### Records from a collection
/---
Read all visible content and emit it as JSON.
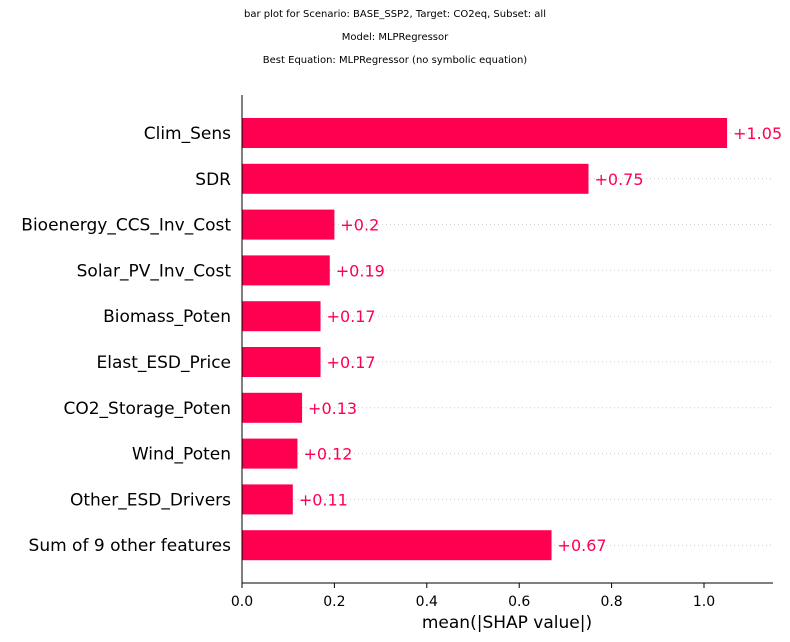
{
  "titles": {
    "line1": "bar plot for Scenario: BASE_SSP2, Target: CO2eq, Subset: all",
    "line2": "Model: MLPRegressor",
    "line3": "Best Equation: MLPRegressor (no symbolic equation)"
  },
  "chart_data": {
    "type": "bar",
    "orientation": "horizontal",
    "categories": [
      "Clim_Sens",
      "SDR",
      "Bioenergy_CCS_Inv_Cost",
      "Solar_PV_Inv_Cost",
      "Biomass_Poten",
      "Elast_ESD_Price",
      "CO2_Storage_Poten",
      "Wind_Poten",
      "Other_ESD_Drivers",
      "Sum of 9 other features"
    ],
    "values": [
      1.05,
      0.75,
      0.2,
      0.19,
      0.17,
      0.17,
      0.13,
      0.12,
      0.11,
      0.67
    ],
    "value_labels": [
      "+1.05",
      "+0.75",
      "+0.2",
      "+0.19",
      "+0.17",
      "+0.17",
      "+0.13",
      "+0.12",
      "+0.11",
      "+0.67"
    ],
    "xlabel": "mean(|SHAP value|)",
    "ylabel": "",
    "xlim": [
      0,
      1.15
    ],
    "xticks": [
      0.0,
      0.2,
      0.4,
      0.6,
      0.8,
      1.0
    ],
    "xtick_labels": [
      "0.0",
      "0.2",
      "0.4",
      "0.6",
      "0.8",
      "1.0"
    ],
    "bar_color": "#ff0051",
    "label_color": "#ff0051",
    "grid": "dotted horizontal guide lines per row"
  }
}
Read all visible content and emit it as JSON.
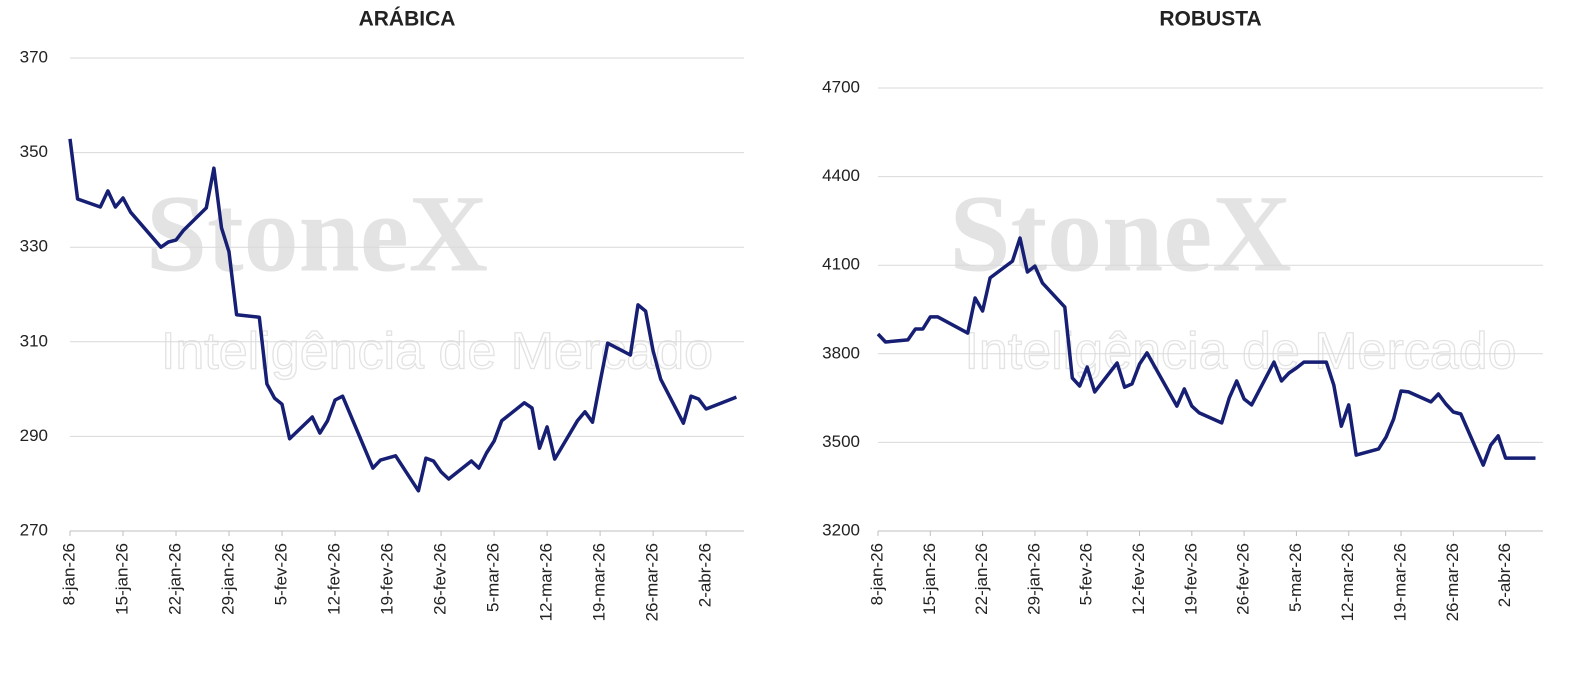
{
  "chart_data": [
    {
      "type": "line",
      "title": "ARÁBICA",
      "watermark_logo": "StoneX",
      "watermark_text": "Inteligência de Mercado",
      "x": [
        "2026-01-08",
        "2026-01-09",
        "2026-01-12",
        "2026-01-13",
        "2026-01-14",
        "2026-01-15",
        "2026-01-16",
        "2026-01-20",
        "2026-01-21",
        "2026-01-22",
        "2026-01-23",
        "2026-01-26",
        "2026-01-27",
        "2026-01-28",
        "2026-01-29",
        "2026-01-30",
        "2026-02-02",
        "2026-02-03",
        "2026-02-04",
        "2026-02-05",
        "2026-02-06",
        "2026-02-09",
        "2026-02-10",
        "2026-02-11",
        "2026-02-12",
        "2026-02-13",
        "2026-02-17",
        "2026-02-18",
        "2026-02-20",
        "2026-02-23",
        "2026-02-24",
        "2026-02-25",
        "2026-02-26",
        "2026-02-27",
        "2026-03-02",
        "2026-03-03",
        "2026-03-04",
        "2026-03-05",
        "2026-03-06",
        "2026-03-09",
        "2026-03-10",
        "2026-03-11",
        "2026-03-12",
        "2026-03-13",
        "2026-03-16",
        "2026-03-17",
        "2026-03-18",
        "2026-03-19",
        "2026-03-20",
        "2026-03-23",
        "2026-03-24",
        "2026-03-25",
        "2026-03-26",
        "2026-03-27",
        "2026-03-30",
        "2026-03-31",
        "2026-04-01",
        "2026-04-02",
        "2026-04-06"
      ],
      "series": [
        {
          "color": "#161f73",
          "values": [
            352.9,
            340.2,
            338.5,
            341.9,
            338.5,
            340.4,
            337.4,
            330.0,
            331.1,
            331.5,
            333.6,
            338.3,
            346.7,
            334.1,
            329.0,
            315.7,
            315.2,
            301.1,
            298.1,
            296.8,
            289.5,
            294.1,
            290.7,
            293.3,
            297.7,
            298.5,
            283.3,
            285.0,
            285.9,
            278.5,
            285.4,
            284.8,
            282.5,
            281.0,
            284.8,
            283.3,
            286.5,
            289.0,
            293.3,
            297.1,
            296.0,
            287.5,
            292.0,
            285.2,
            293.3,
            295.2,
            293.0,
            301.5,
            309.7,
            307.2,
            317.8,
            316.5,
            308.1,
            302.1,
            292.8,
            298.5,
            297.9,
            295.8,
            298.3
          ]
        }
      ],
      "xlim": [
        "2026-01-08",
        "2026-04-07"
      ],
      "xticks": [
        {
          "value": "2026-01-08",
          "label": "8-jan-26"
        },
        {
          "value": "2026-01-15",
          "label": "15-jan-26"
        },
        {
          "value": "2026-01-22",
          "label": "22-jan-26"
        },
        {
          "value": "2026-01-29",
          "label": "29-jan-26"
        },
        {
          "value": "2026-02-05",
          "label": "5-fev-26"
        },
        {
          "value": "2026-02-12",
          "label": "12-fev-26"
        },
        {
          "value": "2026-02-19",
          "label": "19-fev-26"
        },
        {
          "value": "2026-02-26",
          "label": "26-fev-26"
        },
        {
          "value": "2026-03-05",
          "label": "5-mar-26"
        },
        {
          "value": "2026-03-12",
          "label": "12-mar-26"
        },
        {
          "value": "2026-03-19",
          "label": "19-mar-26"
        },
        {
          "value": "2026-03-26",
          "label": "26-mar-26"
        },
        {
          "value": "2026-04-02",
          "label": "2-abr-26"
        }
      ],
      "ylim": [
        270,
        370
      ],
      "yticks": [
        270,
        290,
        310,
        330,
        350,
        370
      ],
      "grid": true
    },
    {
      "type": "line",
      "title": "ROBUSTA",
      "watermark_logo": "StoneX",
      "watermark_text": "Inteligência de Mercado",
      "x": [
        "2026-01-08",
        "2026-01-09",
        "2026-01-12",
        "2026-01-13",
        "2026-01-14",
        "2026-01-15",
        "2026-01-16",
        "2026-01-20",
        "2026-01-21",
        "2026-01-22",
        "2026-01-23",
        "2026-01-26",
        "2026-01-27",
        "2026-01-28",
        "2026-01-29",
        "2026-01-30",
        "2026-02-02",
        "2026-02-03",
        "2026-02-04",
        "2026-02-05",
        "2026-02-06",
        "2026-02-09",
        "2026-02-10",
        "2026-02-11",
        "2026-02-12",
        "2026-02-13",
        "2026-02-17",
        "2026-02-18",
        "2026-02-19",
        "2026-02-20",
        "2026-02-23",
        "2026-02-24",
        "2026-02-25",
        "2026-02-26",
        "2026-02-27",
        "2026-03-02",
        "2026-03-03",
        "2026-03-04",
        "2026-03-05",
        "2026-03-06",
        "2026-03-09",
        "2026-03-10",
        "2026-03-11",
        "2026-03-12",
        "2026-03-13",
        "2026-03-16",
        "2026-03-17",
        "2026-03-18",
        "2026-03-19",
        "2026-03-20",
        "2026-03-23",
        "2026-03-24",
        "2026-03-25",
        "2026-03-26",
        "2026-03-27",
        "2026-03-30",
        "2026-03-31",
        "2026-04-01",
        "2026-04-02",
        "2026-04-06"
      ],
      "series": [
        {
          "color": "#161f73",
          "values": [
            3867,
            3840,
            3847,
            3884,
            3884,
            3925,
            3925,
            3870,
            3989,
            3945,
            4057,
            4114,
            4192,
            4077,
            4097,
            4040,
            3958,
            3718,
            3691,
            3755,
            3671,
            3769,
            3687,
            3698,
            3765,
            3803,
            3623,
            3681,
            3623,
            3600,
            3566,
            3650,
            3708,
            3647,
            3627,
            3772,
            3708,
            3735,
            3752,
            3772,
            3772,
            3694,
            3555,
            3627,
            3457,
            3478,
            3518,
            3579,
            3674,
            3671,
            3637,
            3664,
            3630,
            3603,
            3596,
            3423,
            3491,
            3522,
            3447,
            3447
          ]
        }
      ],
      "xlim": [
        "2026-01-08",
        "2026-04-07"
      ],
      "xticks": [
        {
          "value": "2026-01-08",
          "label": "8-jan-26"
        },
        {
          "value": "2026-01-15",
          "label": "15-jan-26"
        },
        {
          "value": "2026-01-22",
          "label": "22-jan-26"
        },
        {
          "value": "2026-01-29",
          "label": "29-jan-26"
        },
        {
          "value": "2026-02-05",
          "label": "5-fev-26"
        },
        {
          "value": "2026-02-12",
          "label": "12-fev-26"
        },
        {
          "value": "2026-02-19",
          "label": "19-fev-26"
        },
        {
          "value": "2026-02-26",
          "label": "26-fev-26"
        },
        {
          "value": "2026-03-05",
          "label": "5-mar-26"
        },
        {
          "value": "2026-03-12",
          "label": "12-mar-26"
        },
        {
          "value": "2026-03-19",
          "label": "19-mar-26"
        },
        {
          "value": "2026-03-26",
          "label": "26-mar-26"
        },
        {
          "value": "2026-04-02",
          "label": "2-abr-26"
        }
      ],
      "ylim": [
        3200,
        4700
      ],
      "yticks": [
        3200,
        3500,
        3800,
        4100,
        4400,
        4700
      ],
      "grid": true
    }
  ]
}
\---
### WHAT YOU NEED TO DO
Search the listing for the string "horizontal". Copy each line where it turns up.

### WRITTEN RESPONSE
    "orientation": "horizontal",
    "grid": "dotted horizontal guide lines per row"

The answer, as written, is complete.